*Aim*
From the line containing "What's the underlying" to the end of the listing, write out every line exactly; leave out everything else.

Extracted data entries
▽
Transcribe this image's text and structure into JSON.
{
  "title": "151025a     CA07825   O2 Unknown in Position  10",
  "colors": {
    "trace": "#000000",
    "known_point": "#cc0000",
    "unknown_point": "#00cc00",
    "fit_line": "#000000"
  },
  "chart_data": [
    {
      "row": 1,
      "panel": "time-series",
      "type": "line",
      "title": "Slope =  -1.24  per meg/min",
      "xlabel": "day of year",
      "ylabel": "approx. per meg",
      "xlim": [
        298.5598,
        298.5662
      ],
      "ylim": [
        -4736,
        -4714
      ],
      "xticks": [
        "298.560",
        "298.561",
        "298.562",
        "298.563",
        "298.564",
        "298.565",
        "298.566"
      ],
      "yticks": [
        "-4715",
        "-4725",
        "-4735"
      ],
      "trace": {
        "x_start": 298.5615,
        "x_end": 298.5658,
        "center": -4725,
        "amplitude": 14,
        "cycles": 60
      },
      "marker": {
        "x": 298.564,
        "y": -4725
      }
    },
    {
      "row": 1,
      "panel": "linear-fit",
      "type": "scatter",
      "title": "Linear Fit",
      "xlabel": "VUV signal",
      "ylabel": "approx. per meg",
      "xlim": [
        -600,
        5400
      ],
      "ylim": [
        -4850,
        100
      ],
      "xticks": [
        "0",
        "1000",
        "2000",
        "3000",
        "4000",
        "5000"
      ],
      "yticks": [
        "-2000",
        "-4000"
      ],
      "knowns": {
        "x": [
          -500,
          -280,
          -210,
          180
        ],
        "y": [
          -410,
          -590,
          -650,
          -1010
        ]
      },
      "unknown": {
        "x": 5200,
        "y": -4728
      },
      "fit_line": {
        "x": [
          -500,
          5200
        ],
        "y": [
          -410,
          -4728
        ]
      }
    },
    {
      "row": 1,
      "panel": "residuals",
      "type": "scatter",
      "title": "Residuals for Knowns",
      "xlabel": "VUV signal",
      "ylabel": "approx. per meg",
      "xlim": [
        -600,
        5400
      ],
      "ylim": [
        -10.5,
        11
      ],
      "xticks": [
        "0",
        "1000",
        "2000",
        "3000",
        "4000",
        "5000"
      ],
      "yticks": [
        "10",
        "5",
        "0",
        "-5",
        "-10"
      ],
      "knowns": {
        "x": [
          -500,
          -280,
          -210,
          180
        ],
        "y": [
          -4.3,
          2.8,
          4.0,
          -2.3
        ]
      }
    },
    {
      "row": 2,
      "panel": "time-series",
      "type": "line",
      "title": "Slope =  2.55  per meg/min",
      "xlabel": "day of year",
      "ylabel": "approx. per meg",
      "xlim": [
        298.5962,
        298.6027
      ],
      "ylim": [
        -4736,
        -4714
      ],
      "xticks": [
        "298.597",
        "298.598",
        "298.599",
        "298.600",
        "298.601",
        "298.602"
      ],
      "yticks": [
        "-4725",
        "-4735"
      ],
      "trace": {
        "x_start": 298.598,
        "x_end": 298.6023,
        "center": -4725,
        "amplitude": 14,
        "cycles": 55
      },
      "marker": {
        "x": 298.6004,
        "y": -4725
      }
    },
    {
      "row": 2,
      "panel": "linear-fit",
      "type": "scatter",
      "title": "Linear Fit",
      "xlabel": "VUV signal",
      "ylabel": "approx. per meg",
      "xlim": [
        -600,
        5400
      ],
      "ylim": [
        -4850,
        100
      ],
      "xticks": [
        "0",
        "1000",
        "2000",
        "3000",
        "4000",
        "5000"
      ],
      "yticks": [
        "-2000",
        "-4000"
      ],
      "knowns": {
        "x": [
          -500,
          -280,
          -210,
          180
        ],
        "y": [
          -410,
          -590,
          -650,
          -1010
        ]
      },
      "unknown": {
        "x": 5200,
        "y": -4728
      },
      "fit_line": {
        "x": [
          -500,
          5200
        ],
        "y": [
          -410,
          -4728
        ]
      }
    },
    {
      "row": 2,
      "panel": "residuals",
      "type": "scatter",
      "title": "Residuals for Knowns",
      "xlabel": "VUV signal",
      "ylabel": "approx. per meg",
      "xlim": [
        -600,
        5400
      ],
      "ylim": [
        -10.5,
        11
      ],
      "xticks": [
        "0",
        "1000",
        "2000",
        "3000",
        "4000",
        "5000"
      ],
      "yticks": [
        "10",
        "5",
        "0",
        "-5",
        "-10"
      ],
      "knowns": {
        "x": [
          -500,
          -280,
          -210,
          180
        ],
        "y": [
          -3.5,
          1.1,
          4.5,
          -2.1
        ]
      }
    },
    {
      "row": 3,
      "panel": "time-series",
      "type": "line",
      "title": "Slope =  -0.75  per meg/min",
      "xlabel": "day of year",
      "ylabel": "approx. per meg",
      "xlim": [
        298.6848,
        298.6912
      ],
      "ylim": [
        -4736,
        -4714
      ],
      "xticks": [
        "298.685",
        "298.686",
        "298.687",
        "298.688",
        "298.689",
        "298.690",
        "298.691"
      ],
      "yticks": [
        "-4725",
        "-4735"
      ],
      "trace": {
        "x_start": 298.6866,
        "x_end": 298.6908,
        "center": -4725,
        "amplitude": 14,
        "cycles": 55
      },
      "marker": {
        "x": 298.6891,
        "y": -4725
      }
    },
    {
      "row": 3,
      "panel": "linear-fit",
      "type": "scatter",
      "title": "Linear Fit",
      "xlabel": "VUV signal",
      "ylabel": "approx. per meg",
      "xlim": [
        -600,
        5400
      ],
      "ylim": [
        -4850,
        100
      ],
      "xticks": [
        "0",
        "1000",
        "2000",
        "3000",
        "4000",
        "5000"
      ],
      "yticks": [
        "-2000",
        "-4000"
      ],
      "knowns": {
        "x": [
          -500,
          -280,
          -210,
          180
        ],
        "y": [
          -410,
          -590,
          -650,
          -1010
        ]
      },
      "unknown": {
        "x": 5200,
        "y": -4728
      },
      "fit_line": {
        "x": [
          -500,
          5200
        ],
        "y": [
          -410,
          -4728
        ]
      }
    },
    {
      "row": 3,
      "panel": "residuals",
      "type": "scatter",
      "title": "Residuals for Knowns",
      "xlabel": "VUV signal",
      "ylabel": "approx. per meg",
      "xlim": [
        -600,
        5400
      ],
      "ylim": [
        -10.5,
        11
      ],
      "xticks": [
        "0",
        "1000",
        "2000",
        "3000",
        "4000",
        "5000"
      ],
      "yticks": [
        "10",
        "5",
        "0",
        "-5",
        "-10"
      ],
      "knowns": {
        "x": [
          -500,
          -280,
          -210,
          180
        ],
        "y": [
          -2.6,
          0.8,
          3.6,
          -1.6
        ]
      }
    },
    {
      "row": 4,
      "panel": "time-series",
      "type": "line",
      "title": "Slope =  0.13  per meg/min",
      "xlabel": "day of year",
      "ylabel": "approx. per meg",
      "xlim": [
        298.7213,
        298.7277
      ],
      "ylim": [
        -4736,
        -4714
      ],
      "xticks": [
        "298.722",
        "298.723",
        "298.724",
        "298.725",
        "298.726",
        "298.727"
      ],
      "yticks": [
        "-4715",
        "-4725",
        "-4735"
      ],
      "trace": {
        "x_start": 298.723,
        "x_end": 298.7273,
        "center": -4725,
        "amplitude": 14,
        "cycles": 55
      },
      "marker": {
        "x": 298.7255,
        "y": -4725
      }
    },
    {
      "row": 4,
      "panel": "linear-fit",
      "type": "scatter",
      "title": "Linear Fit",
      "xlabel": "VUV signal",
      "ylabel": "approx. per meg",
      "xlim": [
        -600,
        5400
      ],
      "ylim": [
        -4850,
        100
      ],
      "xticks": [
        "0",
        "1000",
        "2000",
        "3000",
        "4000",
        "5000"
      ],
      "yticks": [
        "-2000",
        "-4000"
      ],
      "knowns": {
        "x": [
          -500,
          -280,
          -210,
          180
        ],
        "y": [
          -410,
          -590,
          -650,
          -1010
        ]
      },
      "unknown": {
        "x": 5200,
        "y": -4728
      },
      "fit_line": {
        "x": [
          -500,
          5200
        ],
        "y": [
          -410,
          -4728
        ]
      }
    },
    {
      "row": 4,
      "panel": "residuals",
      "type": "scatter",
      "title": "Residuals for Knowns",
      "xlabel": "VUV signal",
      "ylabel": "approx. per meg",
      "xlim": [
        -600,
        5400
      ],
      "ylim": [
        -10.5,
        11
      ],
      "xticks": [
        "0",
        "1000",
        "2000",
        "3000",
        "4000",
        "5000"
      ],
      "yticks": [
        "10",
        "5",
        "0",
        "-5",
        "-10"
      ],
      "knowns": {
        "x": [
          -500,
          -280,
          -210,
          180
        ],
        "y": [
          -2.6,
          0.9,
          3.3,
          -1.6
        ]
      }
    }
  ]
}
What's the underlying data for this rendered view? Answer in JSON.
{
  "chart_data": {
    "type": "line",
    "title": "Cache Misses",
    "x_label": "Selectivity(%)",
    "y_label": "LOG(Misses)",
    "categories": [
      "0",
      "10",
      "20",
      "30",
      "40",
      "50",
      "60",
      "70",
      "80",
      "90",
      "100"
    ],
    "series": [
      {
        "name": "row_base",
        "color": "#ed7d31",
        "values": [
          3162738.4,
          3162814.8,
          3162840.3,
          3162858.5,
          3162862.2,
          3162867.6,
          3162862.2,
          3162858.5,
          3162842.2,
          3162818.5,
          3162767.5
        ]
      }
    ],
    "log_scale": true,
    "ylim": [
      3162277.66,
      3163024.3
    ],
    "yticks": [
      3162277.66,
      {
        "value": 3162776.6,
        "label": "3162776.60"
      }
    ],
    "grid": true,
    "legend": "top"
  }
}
△
*Solution below*
What's the underlying data for this rendered view? Answer in JSON.
{
  "chart_data": {
    "type": "line",
    "title": "Cache Misses",
    "x_label": "Selectivity(%)",
    "y_label": "LOG(Misses)",
    "categories": [
      "0",
      "10",
      "20",
      "30",
      "40",
      "50",
      "60",
      "70",
      "80",
      "90",
      "100"
    ],
    "series": [
      {
        "name": "row_base",
        "color": "#ed7d31",
        "values": [
          3162738.4,
          3162814.8,
          3162840.3,
          3162858.5,
          3162862.2,
          3162867.6,
          3162862.2,
          3162858.5,
          3162842.2,
          3162818.5,
          3162767.5
        ]
      }
    ],
    "log_scale": true,
    "ylim": [
      3162277.66,
      3163024.3
    ],
    "yticks": [
      3162277.66,
      {
        "value": 3162776.6,
        "label": "3162776.60"
      }
    ],
    "grid": true,
    "legend": "top"
  }
}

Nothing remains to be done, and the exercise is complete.